• _What you need to do_: Pull out every line below containing the word "Size".

########################################

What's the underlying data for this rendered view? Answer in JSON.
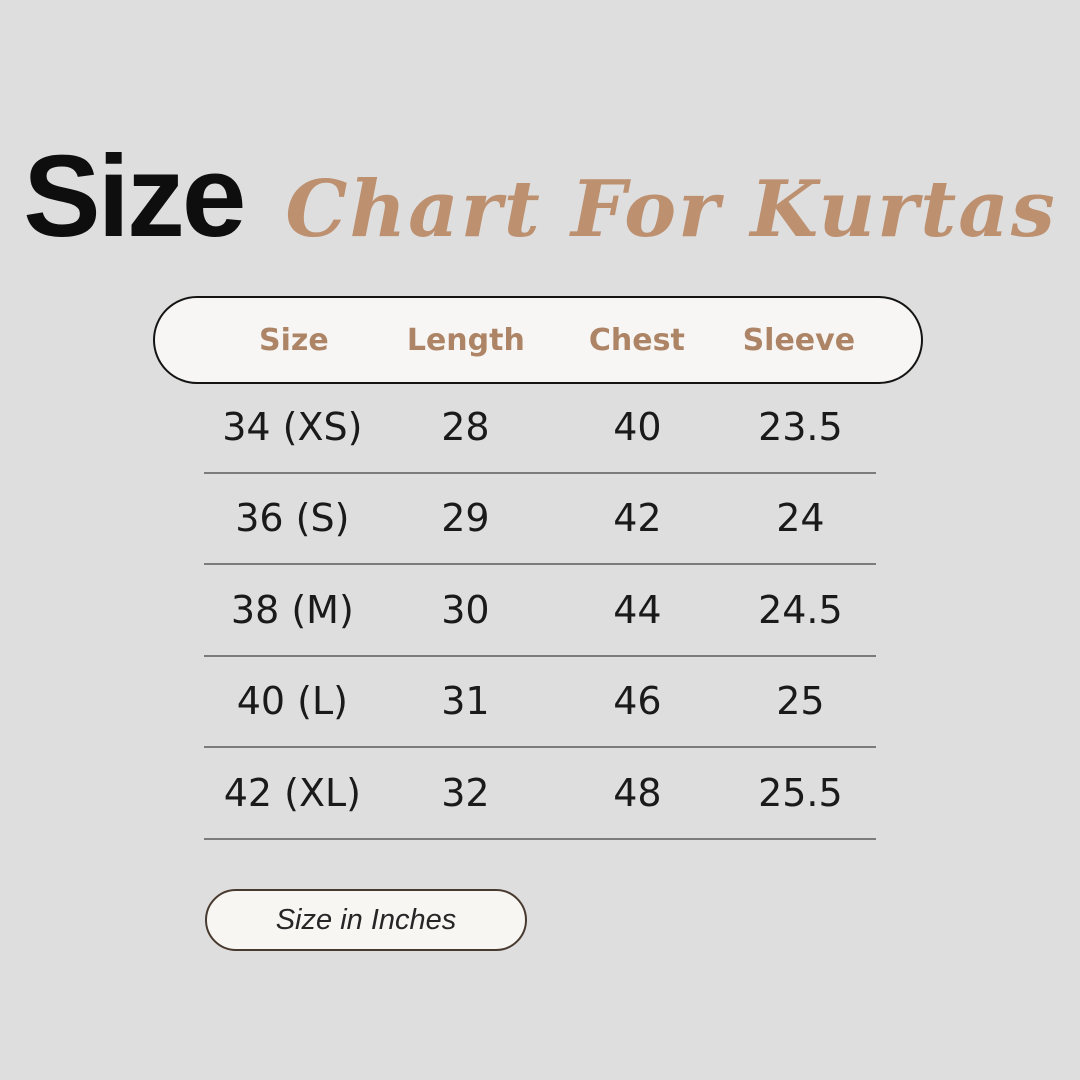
{
  "title": {
    "main": "Size",
    "accent": "Chart For Kurtas"
  },
  "chart_data": {
    "type": "table",
    "title": "Size Chart For Kurtas",
    "columns": [
      "Size",
      "Length",
      "Chest",
      "Sleeve"
    ],
    "rows": [
      [
        "34 (XS)",
        "28",
        "40",
        "23.5"
      ],
      [
        "36 (S)",
        "29",
        "42",
        "24"
      ],
      [
        "38 (M)",
        "30",
        "44",
        "24.5"
      ],
      [
        "40 (L)",
        "31",
        "46",
        "25"
      ],
      [
        "42 (XL)",
        "32",
        "48",
        "25.5"
      ]
    ],
    "unit_note": "Size in Inches"
  },
  "colors": {
    "background": "#dedede",
    "pill_background": "#f7f6f4",
    "header_pill_border": "#141414",
    "header_text": "#ad8566",
    "title_accent": "#bd9070",
    "title_main": "#0e0e0e",
    "row_text": "#1a1a1a",
    "divider": "#7b7b7b",
    "footer_border": "#483a2f"
  }
}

########################################

• _Solution to the exercise_:
    "main": "Size",
    "title": "Size Chart For Kurtas",
      "Size",
    "unit_note": "Size in Inches"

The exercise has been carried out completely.